## Qué trabajar
A: Enumera todos los países que se mencionan por su nombre en el fragmento, sin repetir ninguno.
B: Responde con el fragmento, una respuesta por línea, marcada igual que la pregunta:
(i) ¿Qué región vive, según el texto, su crisis de refugiados?
(ii) ¿Qué ciudad griega se nombra como escenario de manifestaciones intensas?
(iii) ¿De qué origen es el refrán «candil de la calle, oscuridad de su casa»?
C: Traduce al inglés esta oración del fragmento: «Para nadie es un secreto que países como España, Grecia y Francia, entre otros, sumándose Portugal, encuentran hoy en día una terrible crisis económica que ha propiciado graves conflictos sociales.»

## Fragmento

:::

La aparición de una fotografía llena de dramatismo movió al mundo.
Una vez más, se comprobó que “una fotografía dice más que mil palabras”, y el mundo reaccionó: se ha comenzado a crear una cultura de simpatía hacia refugiados que ha tenido repercusiones muy importantes en el orbe: Europa vive su crisis de refugiados que, aunque siempre ha existido, hoy se pone de manifiesto que se requiere ayuda, desde nuestro punto de vista, que se ha malinterpretado o mal empleado el término, haciendo gala de aquel viejo refrán mexicano que reza “candil de la calle, oscuridad de su casa”.
Para nadie es un secreto que países como España, Grecia y Francia, entre otros, sumándose Portugal, encuentran hoy en día una terrible crisis económica que ha propiciado graves conflictos sociales.
En Atenas y otras ciudades griegas las manifestaciones han sido intensas y ha habido hasta muertos por protestar a una crisis que afecta y mata familias, mata personas y porvenires de ciudades y naciones enteras.
Francia ha vivido sus movimientos sociales impresionantes y también, en un sistema difícil, ha visto pasar momentos de angustia y conflicto social.

:::

[Datos de análisis estructurado de páginas]

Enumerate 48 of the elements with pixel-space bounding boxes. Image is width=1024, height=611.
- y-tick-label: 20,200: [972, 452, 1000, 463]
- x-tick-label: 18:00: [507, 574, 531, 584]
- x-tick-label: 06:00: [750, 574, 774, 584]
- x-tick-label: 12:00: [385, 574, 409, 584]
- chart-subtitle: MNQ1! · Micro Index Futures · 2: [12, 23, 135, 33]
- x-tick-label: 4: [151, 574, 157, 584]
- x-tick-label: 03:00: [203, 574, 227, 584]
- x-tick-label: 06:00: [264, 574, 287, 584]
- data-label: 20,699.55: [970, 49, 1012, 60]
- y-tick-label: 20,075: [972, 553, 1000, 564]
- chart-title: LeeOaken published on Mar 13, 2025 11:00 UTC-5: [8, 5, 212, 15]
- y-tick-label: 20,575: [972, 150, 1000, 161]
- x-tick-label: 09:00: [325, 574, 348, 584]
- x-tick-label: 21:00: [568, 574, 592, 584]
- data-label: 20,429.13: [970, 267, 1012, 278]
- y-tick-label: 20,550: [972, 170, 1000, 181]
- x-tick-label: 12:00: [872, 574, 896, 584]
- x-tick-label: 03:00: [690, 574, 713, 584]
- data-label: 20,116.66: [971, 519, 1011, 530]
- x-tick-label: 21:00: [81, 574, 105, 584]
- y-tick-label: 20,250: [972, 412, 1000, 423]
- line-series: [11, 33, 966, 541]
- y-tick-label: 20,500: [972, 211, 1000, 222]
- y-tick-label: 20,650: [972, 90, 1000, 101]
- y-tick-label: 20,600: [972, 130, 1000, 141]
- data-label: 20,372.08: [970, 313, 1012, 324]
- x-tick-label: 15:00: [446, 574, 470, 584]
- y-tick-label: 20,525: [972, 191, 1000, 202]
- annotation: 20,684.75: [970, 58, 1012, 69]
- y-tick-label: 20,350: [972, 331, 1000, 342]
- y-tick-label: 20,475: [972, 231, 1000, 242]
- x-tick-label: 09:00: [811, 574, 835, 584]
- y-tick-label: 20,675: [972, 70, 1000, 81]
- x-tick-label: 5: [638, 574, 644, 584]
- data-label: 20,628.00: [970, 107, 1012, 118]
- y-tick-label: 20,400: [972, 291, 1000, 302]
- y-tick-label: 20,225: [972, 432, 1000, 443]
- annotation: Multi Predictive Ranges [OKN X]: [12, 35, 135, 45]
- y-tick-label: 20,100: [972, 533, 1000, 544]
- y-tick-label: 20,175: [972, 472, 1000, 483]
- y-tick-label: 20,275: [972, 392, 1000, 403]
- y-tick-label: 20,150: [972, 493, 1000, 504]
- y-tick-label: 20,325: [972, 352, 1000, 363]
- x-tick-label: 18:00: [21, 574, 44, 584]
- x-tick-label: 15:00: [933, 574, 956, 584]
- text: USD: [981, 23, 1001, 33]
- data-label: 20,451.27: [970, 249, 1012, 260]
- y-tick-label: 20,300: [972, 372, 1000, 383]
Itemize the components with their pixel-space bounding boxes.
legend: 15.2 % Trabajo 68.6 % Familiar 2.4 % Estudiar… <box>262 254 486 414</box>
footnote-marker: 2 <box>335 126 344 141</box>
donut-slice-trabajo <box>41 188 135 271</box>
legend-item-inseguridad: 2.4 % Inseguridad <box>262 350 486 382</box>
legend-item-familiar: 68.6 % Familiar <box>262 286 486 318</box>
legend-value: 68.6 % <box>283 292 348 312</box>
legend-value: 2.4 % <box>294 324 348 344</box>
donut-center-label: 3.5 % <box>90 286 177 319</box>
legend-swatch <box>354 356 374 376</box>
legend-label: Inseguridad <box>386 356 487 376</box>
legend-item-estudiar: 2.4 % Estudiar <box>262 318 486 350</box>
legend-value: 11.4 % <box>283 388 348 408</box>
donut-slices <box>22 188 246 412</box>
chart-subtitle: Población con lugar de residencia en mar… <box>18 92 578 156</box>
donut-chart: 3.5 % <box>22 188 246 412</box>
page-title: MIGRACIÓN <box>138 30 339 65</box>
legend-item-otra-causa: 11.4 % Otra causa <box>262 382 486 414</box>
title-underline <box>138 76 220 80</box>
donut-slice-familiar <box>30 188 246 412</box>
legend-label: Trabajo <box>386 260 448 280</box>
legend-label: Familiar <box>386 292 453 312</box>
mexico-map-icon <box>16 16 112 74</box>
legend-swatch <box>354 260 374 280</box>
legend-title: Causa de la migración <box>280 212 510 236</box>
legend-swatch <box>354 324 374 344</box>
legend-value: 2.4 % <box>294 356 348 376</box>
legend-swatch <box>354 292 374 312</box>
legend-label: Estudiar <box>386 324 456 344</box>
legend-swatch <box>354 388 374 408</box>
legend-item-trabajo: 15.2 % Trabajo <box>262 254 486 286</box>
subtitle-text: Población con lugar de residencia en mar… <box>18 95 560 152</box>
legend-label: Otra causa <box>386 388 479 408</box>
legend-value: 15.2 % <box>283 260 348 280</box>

:::

## Respuestas en orden
A: España, Grecia, Francia y Portugal.

B:
(i) Europa.
(ii) Atenas.
(iii) Es un refrán mexicano.

C: It is no secret to anyone that countries such as Spain, Greece and France, among others, with Portugal joining them, are facing a terrible economic crisis today that has given rise to serious social conflicts.